WHAT IS BEING ASKED: Transcribe all the entries word for word, but omit the images.

DATASET:
--------------------

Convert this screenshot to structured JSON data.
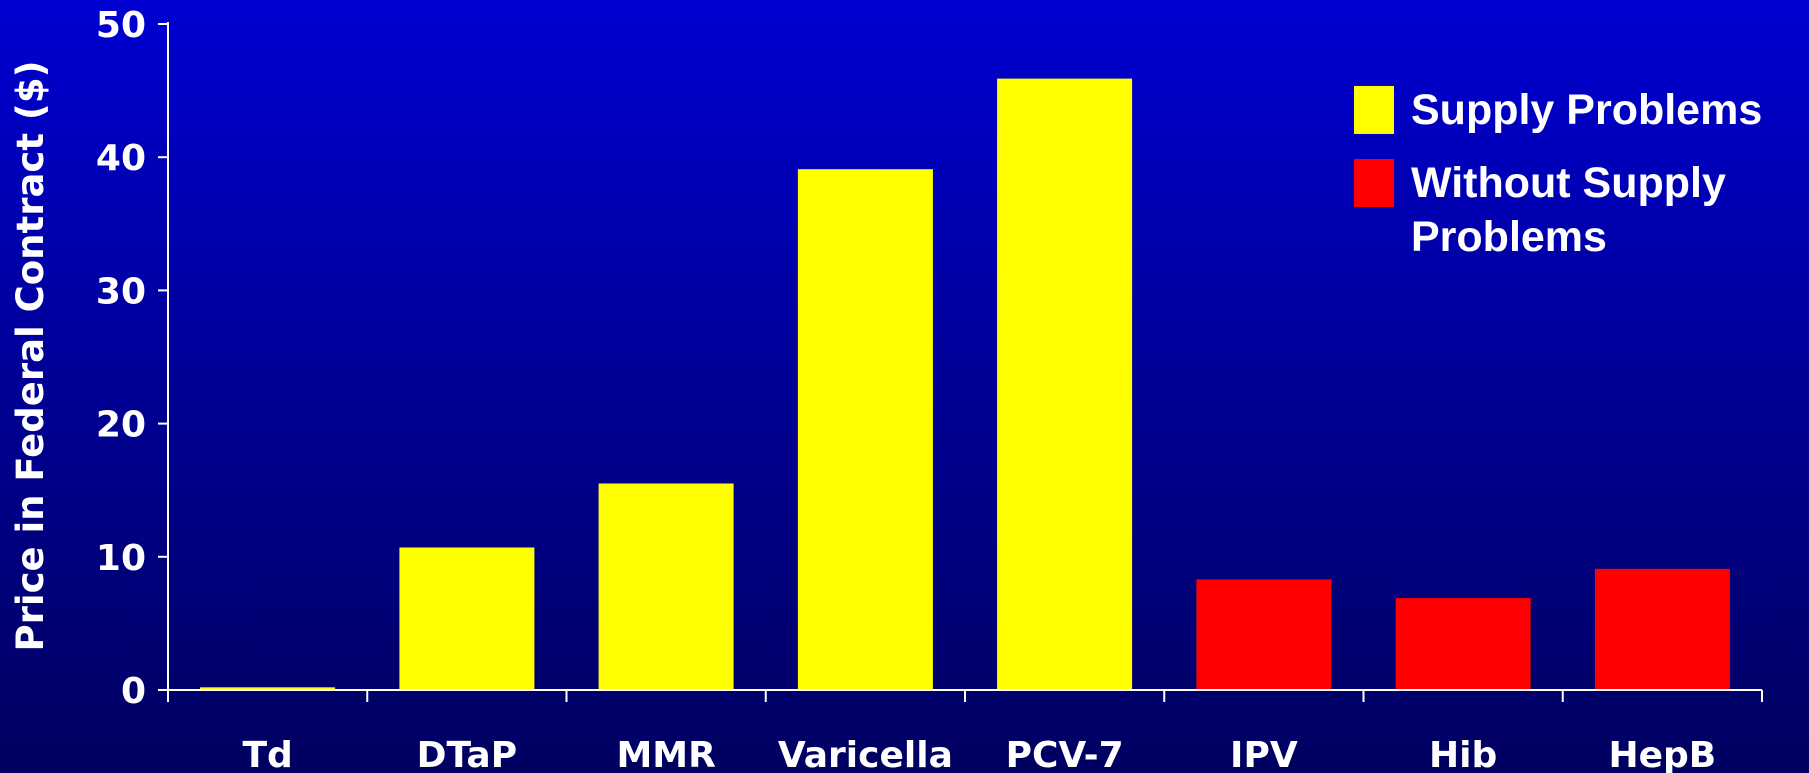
{
  "chart_data": {
    "type": "bar",
    "title": "",
    "xlabel": "",
    "ylabel": "Price in Federal Contract ($)",
    "ylim": [
      0,
      50
    ],
    "yticks": [
      0,
      10,
      20,
      30,
      40,
      50
    ],
    "categories": [
      "Td",
      "DTaP",
      "MMR",
      "Varicella",
      "PCV-7",
      "IPV",
      "Hib",
      "HepB"
    ],
    "values": [
      0.2,
      10.7,
      15.5,
      39.1,
      45.9,
      8.3,
      6.9,
      9.1
    ],
    "bar_group": [
      "supply",
      "supply",
      "supply",
      "supply",
      "supply",
      "without",
      "without",
      "without"
    ],
    "series": [
      {
        "key": "supply",
        "name": "Supply Problems",
        "color": "#ffff00"
      },
      {
        "key": "without",
        "name": "Without Supply Problems",
        "color": "#ff0000"
      }
    ],
    "legend_position": "top-right",
    "grid": false
  },
  "colors": {
    "background_top": "#0000d2",
    "background_bottom": "#000060",
    "axis": "#ffffff",
    "text": "#ffffff"
  }
}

--------------------

TASK ANSWER:
Convert this screenshot to structured JSON data.
{
  "chart_data": {
    "type": "bar",
    "title": "",
    "xlabel": "",
    "ylabel": "Price in Federal Contract ($)",
    "ylim": [
      0,
      50
    ],
    "yticks": [
      0,
      10,
      20,
      30,
      40,
      50
    ],
    "categories": [
      "Td",
      "DTaP",
      "MMR",
      "Varicella",
      "PCV-7",
      "IPV",
      "Hib",
      "HepB"
    ],
    "values": [
      0.2,
      10.7,
      15.5,
      39.1,
      45.9,
      8.3,
      6.9,
      9.1
    ],
    "bar_group": [
      "supply",
      "supply",
      "supply",
      "supply",
      "supply",
      "without",
      "without",
      "without"
    ],
    "series": [
      {
        "key": "supply",
        "name": "Supply Problems",
        "color": "#ffff00"
      },
      {
        "key": "without",
        "name": "Without Supply Problems",
        "color": "#ff0000"
      }
    ],
    "legend_position": "top-right",
    "grid": false
  },
  "colors": {
    "background_top": "#0000d2",
    "background_bottom": "#000060",
    "axis": "#ffffff",
    "text": "#ffffff"
  }
}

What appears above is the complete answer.